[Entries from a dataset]
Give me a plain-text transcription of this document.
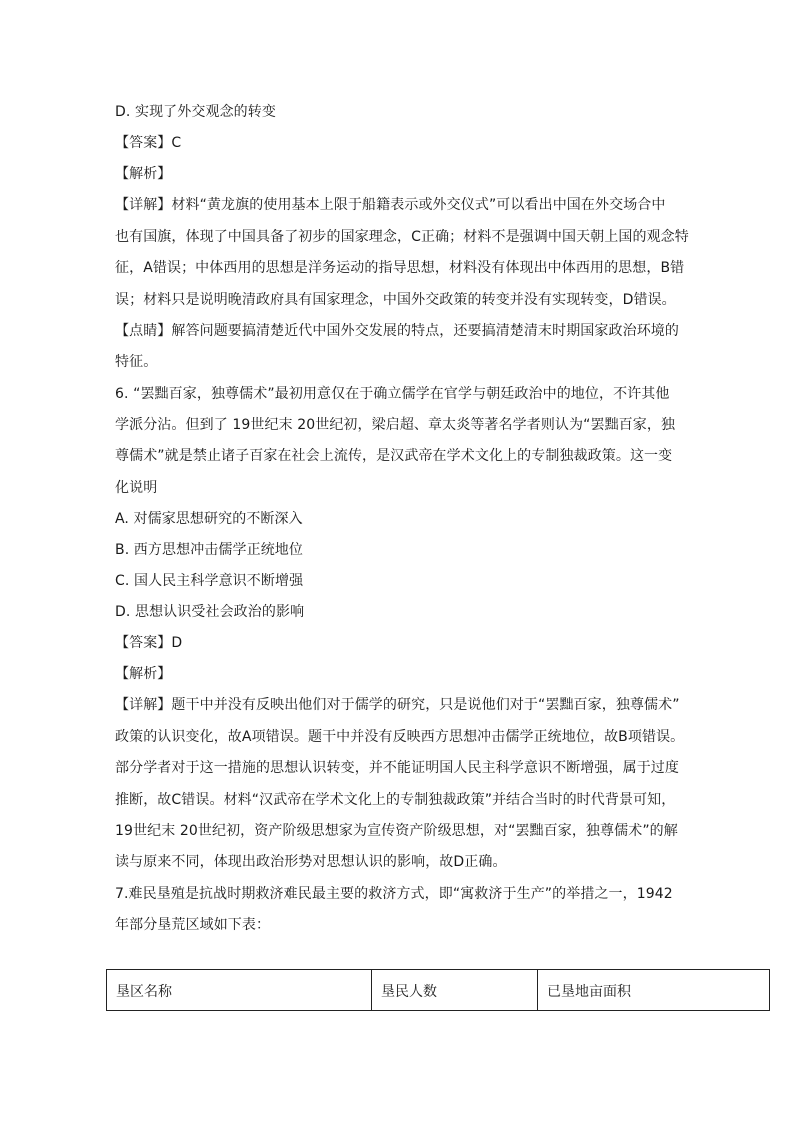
D. 实现了外交观念的转变
【答案】C
【解析】
【详解】材料“黄龙旗的使用基本上限于船籍表示或外交仪式”可以看出中国在外交场合中
也有国旗，体现了中国具备了初步的国家理念，C正确；材料不是强调中国天朝上国的观念特
征，A错误；中体西用的思想是洋务运动的指导思想，材料没有体现出中体西用的思想，B错
误；材料只是说明晚清政府具有国家理念，中国外交政策的转变并没有实现转变，D错误。
【点睛】解答问题要搞清楚近代中国外交发展的特点，还要搞清楚清末时期国家政治环境的
特征。
6. “罢黜百家，独尊儒术”最初用意仅在于确立儒学在官学与朝廷政治中的地位，不许其他
学派分沾。但到了 19世纪末 20世纪初，梁启超、章太炎等著名学者则认为“罢黜百家，独
尊儒术”就是禁止诸子百家在社会上流传，是汉武帝在学术文化上的专制独裁政策。这一变
化说明
A. 对儒家思想研究的不断深入
B. 西方思想冲击儒学正统地位
C. 国人民主科学意识不断增强
D. 思想认识受社会政治的影响
【答案】D
【解析】
【详解】题干中并没有反映出他们对于儒学的研究，只是说他们对于“罢黜百家，独尊儒术”
政策的认识变化，故A项错误。题干中并没有反映西方思想冲击儒学正统地位，故B项错误。
部分学者对于这一措施的思想认识转变，并不能证明国人民主科学意识不断增强，属于过度
推断，故C错误。材料“汉武帝在学术文化上的专制独裁政策”并结合当时的时代背景可知，
19世纪末 20世纪初，资产阶级思想家为宣传资产阶级思想，对“罢黜百家，独尊儒术”的解
读与原来不同，体现出政治形势对思想认识的影响，故D正确。
7.难民垦殖是抗战时期救济难民最主要的救济方式，即“寓救济于生产”的举措之一，1942
年部分垦荒区域如下表：
垦区名称	垦民人数	已垦地亩面积
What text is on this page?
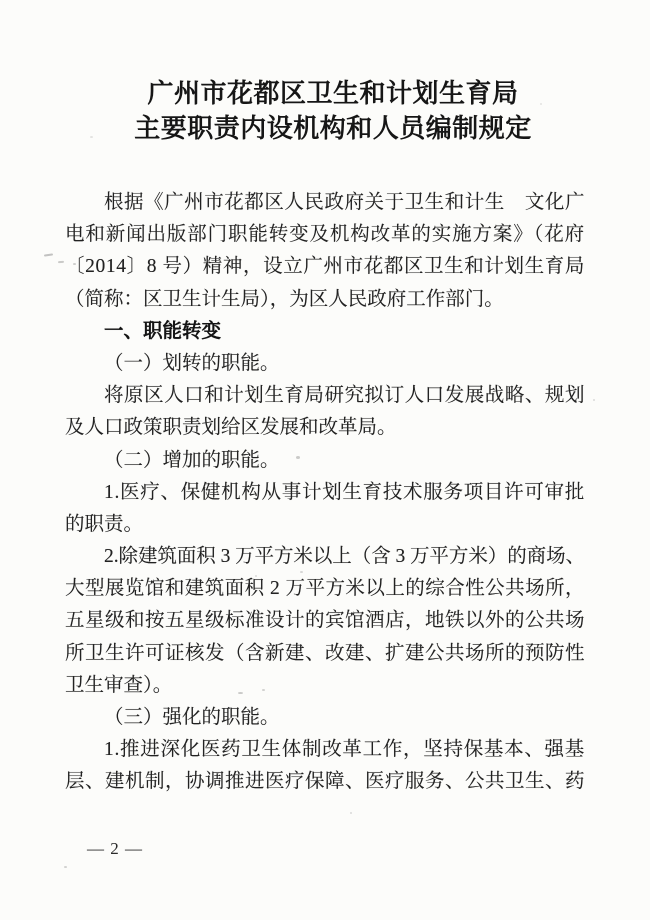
广州市花都区卫生和计划生育局
主要职责内设机构和人员编制规定
根据《广州市花都区人民政府关于卫生和计生　文化广
电和新闻出版部门职能转变及机构改革的实施方案》（花府
〔2014〕8 号）精神，设立广州市花都区卫生和计划生育局
（简称：区卫生计生局），为区人民政府工作部门。
一、职能转变
（一）划转的职能。
将原区人口和计划生育局研究拟订人口发展战略、规划
及人口政策职责划给区发展和改革局。
（二）增加的职能。
1.医疗、保健机构从事计划生育技术服务项目许可审批
的职责。
2.除建筑面积 3 万平方米以上（含 3 万平方米）的商场、
大型展览馆和建筑面积 2 万平方米以上的综合性公共场所，
五星级和按五星级标准设计的宾馆酒店，地铁以外的公共场
所卫生许可证核发（含新建、改建、扩建公共场所的预防性
卫生审查）。
（三）强化的职能。
1.推进深化医药卫生体制改革工作，坚持保基本、强基
层、建机制，协调推进医疗保障、医疗服务、公共卫生、药
— 2 —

EXERCISE OBJECTIVE
Copy the entries exactly. Leave out the images.

THE OUTPUT
Give me a plain-text transcription of this document.
D. 实现了外交观念的转变
【答案】C
【解析】
【详解】材料“黄龙旗的使用基本上限于船籍表示或外交仪式”可以看出中国在外交场合中
也有国旗，体现了中国具备了初步的国家理念，C正确；材料不是强调中国天朝上国的观念特
征，A错误；中体西用的思想是洋务运动的指导思想，材料没有体现出中体西用的思想，B错
误；材料只是说明晚清政府具有国家理念，中国外交政策的转变并没有实现转变，D错误。
【点睛】解答问题要搞清楚近代中国外交发展的特点，还要搞清楚清末时期国家政治环境的
特征。
6. “罢黜百家，独尊儒术”最初用意仅在于确立儒学在官学与朝廷政治中的地位，不许其他
学派分沾。但到了 19世纪末 20世纪初，梁启超、章太炎等著名学者则认为“罢黜百家，独
尊儒术”就是禁止诸子百家在社会上流传，是汉武帝在学术文化上的专制独裁政策。这一变
化说明
A. 对儒家思想研究的不断深入
B. 西方思想冲击儒学正统地位
C. 国人民主科学意识不断增强
D. 思想认识受社会政治的影响
【答案】D
【解析】
【详解】题干中并没有反映出他们对于儒学的研究，只是说他们对于“罢黜百家，独尊儒术”
政策的认识变化，故A项错误。题干中并没有反映西方思想冲击儒学正统地位，故B项错误。
部分学者对于这一措施的思想认识转变，并不能证明国人民主科学意识不断增强，属于过度
推断，故C错误。材料“汉武帝在学术文化上的专制独裁政策”并结合当时的时代背景可知，
19世纪末 20世纪初，资产阶级思想家为宣传资产阶级思想，对“罢黜百家，独尊儒术”的解
读与原来不同，体现出政治形势对思想认识的影响，故D正确。
7.难民垦殖是抗战时期救济难民最主要的救济方式，即“寓救济于生产”的举措之一，1942
年部分垦荒区域如下表：
垦区名称	垦民人数	已垦地亩面积
What text is on this page?
广州市花都区卫生和计划生育局
主要职责内设机构和人员编制规定
根据《广州市花都区人民政府关于卫生和计生　文化广
电和新闻出版部门职能转变及机构改革的实施方案》（花府
〔2014〕8 号）精神，设立广州市花都区卫生和计划生育局
（简称：区卫生计生局），为区人民政府工作部门。
一、职能转变
（一）划转的职能。
将原区人口和计划生育局研究拟订人口发展战略、规划
及人口政策职责划给区发展和改革局。
（二）增加的职能。
1.医疗、保健机构从事计划生育技术服务项目许可审批
的职责。
2.除建筑面积 3 万平方米以上（含 3 万平方米）的商场、
大型展览馆和建筑面积 2 万平方米以上的综合性公共场所，
五星级和按五星级标准设计的宾馆酒店，地铁以外的公共场
所卫生许可证核发（含新建、改建、扩建公共场所的预防性
卫生审查）。
（三）强化的职能。
1.推进深化医药卫生体制改革工作，坚持保基本、强基
层、建机制，协调推进医疗保障、医疗服务、公共卫生、药
— 2 —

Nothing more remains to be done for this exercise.